__ACTIVITY__
Write down every entry below once more, exactly.

Records from a collection of figures
+-------+

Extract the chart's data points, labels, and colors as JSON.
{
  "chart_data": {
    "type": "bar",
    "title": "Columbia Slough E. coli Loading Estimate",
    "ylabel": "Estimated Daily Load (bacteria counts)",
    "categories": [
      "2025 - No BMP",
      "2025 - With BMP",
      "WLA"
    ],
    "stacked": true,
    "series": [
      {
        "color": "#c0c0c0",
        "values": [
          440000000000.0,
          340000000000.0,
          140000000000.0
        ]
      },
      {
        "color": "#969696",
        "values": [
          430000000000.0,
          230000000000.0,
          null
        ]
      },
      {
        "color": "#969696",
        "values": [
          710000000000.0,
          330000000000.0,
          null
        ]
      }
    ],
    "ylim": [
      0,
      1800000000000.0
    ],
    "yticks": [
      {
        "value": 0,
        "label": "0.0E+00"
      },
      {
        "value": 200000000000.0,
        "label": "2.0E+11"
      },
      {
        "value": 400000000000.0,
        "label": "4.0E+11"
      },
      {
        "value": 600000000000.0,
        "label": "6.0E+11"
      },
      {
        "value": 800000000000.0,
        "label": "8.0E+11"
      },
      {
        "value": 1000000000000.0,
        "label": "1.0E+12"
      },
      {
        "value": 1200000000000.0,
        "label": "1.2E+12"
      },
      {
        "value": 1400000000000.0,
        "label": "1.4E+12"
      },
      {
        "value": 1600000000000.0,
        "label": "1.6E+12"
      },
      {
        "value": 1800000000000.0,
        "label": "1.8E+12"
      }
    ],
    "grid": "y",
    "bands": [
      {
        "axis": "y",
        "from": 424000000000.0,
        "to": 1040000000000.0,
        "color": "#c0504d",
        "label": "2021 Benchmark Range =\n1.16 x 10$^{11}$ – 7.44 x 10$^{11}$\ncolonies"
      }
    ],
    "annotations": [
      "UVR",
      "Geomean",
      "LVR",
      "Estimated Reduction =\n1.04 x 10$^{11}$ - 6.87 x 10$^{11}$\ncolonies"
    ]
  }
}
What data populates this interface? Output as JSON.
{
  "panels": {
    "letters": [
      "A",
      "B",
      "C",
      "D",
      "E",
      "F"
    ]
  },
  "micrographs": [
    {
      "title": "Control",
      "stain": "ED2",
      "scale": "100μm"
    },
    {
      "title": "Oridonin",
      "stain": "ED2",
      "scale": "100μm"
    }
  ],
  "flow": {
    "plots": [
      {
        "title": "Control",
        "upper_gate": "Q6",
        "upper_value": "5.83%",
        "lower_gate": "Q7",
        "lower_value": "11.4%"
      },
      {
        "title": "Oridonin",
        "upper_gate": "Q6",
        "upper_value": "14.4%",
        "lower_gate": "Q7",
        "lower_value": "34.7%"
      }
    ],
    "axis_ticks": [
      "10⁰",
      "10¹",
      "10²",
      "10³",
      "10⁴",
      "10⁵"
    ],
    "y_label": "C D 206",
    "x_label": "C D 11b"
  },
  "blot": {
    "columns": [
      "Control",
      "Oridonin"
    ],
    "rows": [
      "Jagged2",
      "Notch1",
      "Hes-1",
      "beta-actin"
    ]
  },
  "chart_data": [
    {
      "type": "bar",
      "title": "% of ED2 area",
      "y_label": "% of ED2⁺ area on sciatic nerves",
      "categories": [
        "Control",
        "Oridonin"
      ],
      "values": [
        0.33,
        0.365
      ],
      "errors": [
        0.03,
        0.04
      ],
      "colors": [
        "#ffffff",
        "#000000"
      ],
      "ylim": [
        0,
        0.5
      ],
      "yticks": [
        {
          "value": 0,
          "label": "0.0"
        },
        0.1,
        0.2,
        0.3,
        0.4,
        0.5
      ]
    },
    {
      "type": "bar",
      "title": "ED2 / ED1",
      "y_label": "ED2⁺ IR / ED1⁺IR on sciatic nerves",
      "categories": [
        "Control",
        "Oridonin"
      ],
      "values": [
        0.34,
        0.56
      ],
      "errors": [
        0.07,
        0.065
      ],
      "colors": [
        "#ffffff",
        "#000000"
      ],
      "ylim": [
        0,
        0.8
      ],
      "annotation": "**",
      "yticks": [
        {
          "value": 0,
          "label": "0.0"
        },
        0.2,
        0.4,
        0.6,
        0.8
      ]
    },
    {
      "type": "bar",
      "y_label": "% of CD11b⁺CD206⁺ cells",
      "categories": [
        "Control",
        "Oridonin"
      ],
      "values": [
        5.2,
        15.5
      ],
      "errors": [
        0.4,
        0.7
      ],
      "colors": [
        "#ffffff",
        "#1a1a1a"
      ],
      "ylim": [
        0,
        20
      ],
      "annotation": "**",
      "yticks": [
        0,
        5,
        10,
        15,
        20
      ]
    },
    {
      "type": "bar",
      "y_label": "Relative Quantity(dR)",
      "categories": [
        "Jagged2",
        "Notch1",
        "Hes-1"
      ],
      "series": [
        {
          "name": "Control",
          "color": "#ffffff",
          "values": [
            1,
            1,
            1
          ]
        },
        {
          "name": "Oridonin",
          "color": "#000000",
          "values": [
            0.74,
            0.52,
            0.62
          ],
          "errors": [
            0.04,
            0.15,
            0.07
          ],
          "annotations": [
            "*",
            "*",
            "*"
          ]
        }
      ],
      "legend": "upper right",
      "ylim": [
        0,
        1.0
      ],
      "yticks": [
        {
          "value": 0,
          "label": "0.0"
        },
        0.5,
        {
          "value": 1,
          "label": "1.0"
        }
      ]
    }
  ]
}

+-------+

__TASK OUTPUT__
Extract the chart's data points, labels, and colors as JSON.
{
  "chart_data": {
    "type": "bar",
    "title": "Columbia Slough E. coli Loading Estimate",
    "ylabel": "Estimated Daily Load (bacteria counts)",
    "categories": [
      "2025 - No BMP",
      "2025 - With BMP",
      "WLA"
    ],
    "stacked": true,
    "series": [
      {
        "color": "#c0c0c0",
        "values": [
          440000000000.0,
          340000000000.0,
          140000000000.0
        ]
      },
      {
        "color": "#969696",
        "values": [
          430000000000.0,
          230000000000.0,
          null
        ]
      },
      {
        "color": "#969696",
        "values": [
          710000000000.0,
          330000000000.0,
          null
        ]
      }
    ],
    "ylim": [
      0,
      1800000000000.0
    ],
    "yticks": [
      {
        "value": 0,
        "label": "0.0E+00"
      },
      {
        "value": 200000000000.0,
        "label": "2.0E+11"
      },
      {
        "value": 400000000000.0,
        "label": "4.0E+11"
      },
      {
        "value": 600000000000.0,
        "label": "6.0E+11"
      },
      {
        "value": 800000000000.0,
        "label": "8.0E+11"
      },
      {
        "value": 1000000000000.0,
        "label": "1.0E+12"
      },
      {
        "value": 1200000000000.0,
        "label": "1.2E+12"
      },
      {
        "value": 1400000000000.0,
        "label": "1.4E+12"
      },
      {
        "value": 1600000000000.0,
        "label": "1.6E+12"
      },
      {
        "value": 1800000000000.0,
        "label": "1.8E+12"
      }
    ],
    "grid": "y",
    "bands": [
      {
        "axis": "y",
        "from": 424000000000.0,
        "to": 1040000000000.0,
        "color": "#c0504d",
        "label": "2021 Benchmark Range =\n1.16 x 10$^{11}$ – 7.44 x 10$^{11}$\ncolonies"
      }
    ],
    "annotations": [
      "UVR",
      "Geomean",
      "LVR",
      "Estimated Reduction =\n1.04 x 10$^{11}$ - 6.87 x 10$^{11}$\ncolonies"
    ]
  }
}
What data populates this interface? Output as JSON.
{
  "panels": {
    "letters": [
      "A",
      "B",
      "C",
      "D",
      "E",
      "F"
    ]
  },
  "micrographs": [
    {
      "title": "Control",
      "stain": "ED2",
      "scale": "100μm"
    },
    {
      "title": "Oridonin",
      "stain": "ED2",
      "scale": "100μm"
    }
  ],
  "flow": {
    "plots": [
      {
        "title": "Control",
        "upper_gate": "Q6",
        "upper_value": "5.83%",
        "lower_gate": "Q7",
        "lower_value": "11.4%"
      },
      {
        "title": "Oridonin",
        "upper_gate": "Q6",
        "upper_value": "14.4%",
        "lower_gate": "Q7",
        "lower_value": "34.7%"
      }
    ],
    "axis_ticks": [
      "10⁰",
      "10¹",
      "10²",
      "10³",
      "10⁴",
      "10⁵"
    ],
    "y_label": "C D 206",
    "x_label": "C D 11b"
  },
  "blot": {
    "columns": [
      "Control",
      "Oridonin"
    ],
    "rows": [
      "Jagged2",
      "Notch1",
      "Hes-1",
      "beta-actin"
    ]
  },
  "chart_data": [
    {
      "type": "bar",
      "title": "% of ED2 area",
      "y_label": "% of ED2⁺ area on sciatic nerves",
      "categories": [
        "Control",
        "Oridonin"
      ],
      "values": [
        0.33,
        0.365
      ],
      "errors": [
        0.03,
        0.04
      ],
      "colors": [
        "#ffffff",
        "#000000"
      ],
      "ylim": [
        0,
        0.5
      ],
      "yticks": [
        {
          "value": 0,
          "label": "0.0"
        },
        0.1,
        0.2,
        0.3,
        0.4,
        0.5
      ]
    },
    {
      "type": "bar",
      "title": "ED2 / ED1",
      "y_label": "ED2⁺ IR / ED1⁺IR on sciatic nerves",
      "categories": [
        "Control",
        "Oridonin"
      ],
      "values": [
        0.34,
        0.56
      ],
      "errors": [
        0.07,
        0.065
      ],
      "colors": [
        "#ffffff",
        "#000000"
      ],
      "ylim": [
        0,
        0.8
      ],
      "annotation": "**",
      "yticks": [
        {
          "value": 0,
          "label": "0.0"
        },
        0.2,
        0.4,
        0.6,
        0.8
      ]
    },
    {
      "type": "bar",
      "y_label": "% of CD11b⁺CD206⁺ cells",
      "categories": [
        "Control",
        "Oridonin"
      ],
      "values": [
        5.2,
        15.5
      ],
      "errors": [
        0.4,
        0.7
      ],
      "colors": [
        "#ffffff",
        "#1a1a1a"
      ],
      "ylim": [
        0,
        20
      ],
      "annotation": "**",
      "yticks": [
        0,
        5,
        10,
        15,
        20
      ]
    },
    {
      "type": "bar",
      "y_label": "Relative Quantity(dR)",
      "categories": [
        "Jagged2",
        "Notch1",
        "Hes-1"
      ],
      "series": [
        {
          "name": "Control",
          "color": "#ffffff",
          "values": [
            1,
            1,
            1
          ]
        },
        {
          "name": "Oridonin",
          "color": "#000000",
          "values": [
            0.74,
            0.52,
            0.62
          ],
          "errors": [
            0.04,
            0.15,
            0.07
          ],
          "annotations": [
            "*",
            "*",
            "*"
          ]
        }
      ],
      "legend": "upper right",
      "ylim": [
        0,
        1.0
      ],
      "yticks": [
        {
          "value": 0,
          "label": "0.0"
        },
        0.5,
        {
          "value": 1,
          "label": "1.0"
        }
      ]
    }
  ]
}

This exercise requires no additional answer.